[Extracted data entries]
---+---

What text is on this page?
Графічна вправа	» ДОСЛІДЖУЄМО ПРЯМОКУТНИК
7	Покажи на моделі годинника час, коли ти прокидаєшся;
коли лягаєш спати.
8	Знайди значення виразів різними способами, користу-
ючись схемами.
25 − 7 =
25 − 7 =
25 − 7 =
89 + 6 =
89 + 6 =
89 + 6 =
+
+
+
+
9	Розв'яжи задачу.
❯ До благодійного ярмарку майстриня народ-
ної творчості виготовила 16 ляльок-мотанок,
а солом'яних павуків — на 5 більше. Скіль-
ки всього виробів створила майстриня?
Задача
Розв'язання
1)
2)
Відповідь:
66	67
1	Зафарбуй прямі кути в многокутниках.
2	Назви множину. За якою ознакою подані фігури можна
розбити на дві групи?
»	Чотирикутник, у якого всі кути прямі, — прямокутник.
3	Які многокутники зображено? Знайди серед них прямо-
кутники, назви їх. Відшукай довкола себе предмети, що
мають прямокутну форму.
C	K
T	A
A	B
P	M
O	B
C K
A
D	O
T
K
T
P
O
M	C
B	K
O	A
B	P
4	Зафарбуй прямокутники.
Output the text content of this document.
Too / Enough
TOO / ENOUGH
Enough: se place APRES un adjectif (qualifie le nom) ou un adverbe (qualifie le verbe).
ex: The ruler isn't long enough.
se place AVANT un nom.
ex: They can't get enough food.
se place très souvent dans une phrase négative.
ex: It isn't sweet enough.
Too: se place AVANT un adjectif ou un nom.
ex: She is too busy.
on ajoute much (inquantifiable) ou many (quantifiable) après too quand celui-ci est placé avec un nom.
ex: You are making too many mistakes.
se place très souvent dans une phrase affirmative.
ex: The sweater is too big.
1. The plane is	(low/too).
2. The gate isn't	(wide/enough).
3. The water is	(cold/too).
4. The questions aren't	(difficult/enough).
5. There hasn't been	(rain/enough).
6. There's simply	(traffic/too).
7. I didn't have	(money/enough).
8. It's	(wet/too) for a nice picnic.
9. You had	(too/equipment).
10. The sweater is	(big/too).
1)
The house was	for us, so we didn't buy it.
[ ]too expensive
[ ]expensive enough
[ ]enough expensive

---+---

__STATED EXERCISE__.
Copy all the records above exactly, missing none.

__WRITTEN RESPONSE__.
What text is on this page?
Графічна вправа	» ДОСЛІДЖУЄМО ПРЯМОКУТНИК
7	Покажи на моделі годинника час, коли ти прокидаєшся;
коли лягаєш спати.
8	Знайди значення виразів різними способами, користу-
ючись схемами.
25 − 7 =
25 − 7 =
25 − 7 =
89 + 6 =
89 + 6 =
89 + 6 =
+
+
+
+
9	Розв'яжи задачу.
❯ До благодійного ярмарку майстриня народ-
ної творчості виготовила 16 ляльок-мотанок,
а солом'яних павуків — на 5 більше. Скіль-
ки всього виробів створила майстриня?
Задача
Розв'язання
1)
2)
Відповідь:
66	67
1	Зафарбуй прямі кути в многокутниках.
2	Назви множину. За якою ознакою подані фігури можна
розбити на дві групи?
»	Чотирикутник, у якого всі кути прямі, — прямокутник.
3	Які многокутники зображено? Знайди серед них прямо-
кутники, назви їх. Відшукай довкола себе предмети, що
мають прямокутну форму.
C	K
T	A
A	B
P	M
O	B
C K
A
D	O
T
K
T
P
O
M	C
B	K
O	A
B	P
4	Зафарбуй прямокутники.
Output the text content of this document.
Too / Enough
TOO / ENOUGH
Enough: se place APRES un adjectif (qualifie le nom) ou un adverbe (qualifie le verbe).
ex: The ruler isn't long enough.
se place AVANT un nom.
ex: They can't get enough food.
se place très souvent dans une phrase négative.
ex: It isn't sweet enough.
Too: se place AVANT un adjectif ou un nom.
ex: She is too busy.
on ajoute much (inquantifiable) ou many (quantifiable) après too quand celui-ci est placé avec un nom.
ex: You are making too many mistakes.
se place très souvent dans une phrase affirmative.
ex: The sweater is too big.
1. The plane is	(low/too).
2. The gate isn't	(wide/enough).
3. The water is	(cold/too).
4. The questions aren't	(difficult/enough).
5. There hasn't been	(rain/enough).
6. There's simply	(traffic/too).
7. I didn't have	(money/enough).
8. It's	(wet/too) for a nice picnic.
9. You had	(too/equipment).
10. The sweater is	(big/too).
1)
The house was	for us, so we didn't buy it.
[ ]too expensive
[ ]expensive enough
[ ]enough expensive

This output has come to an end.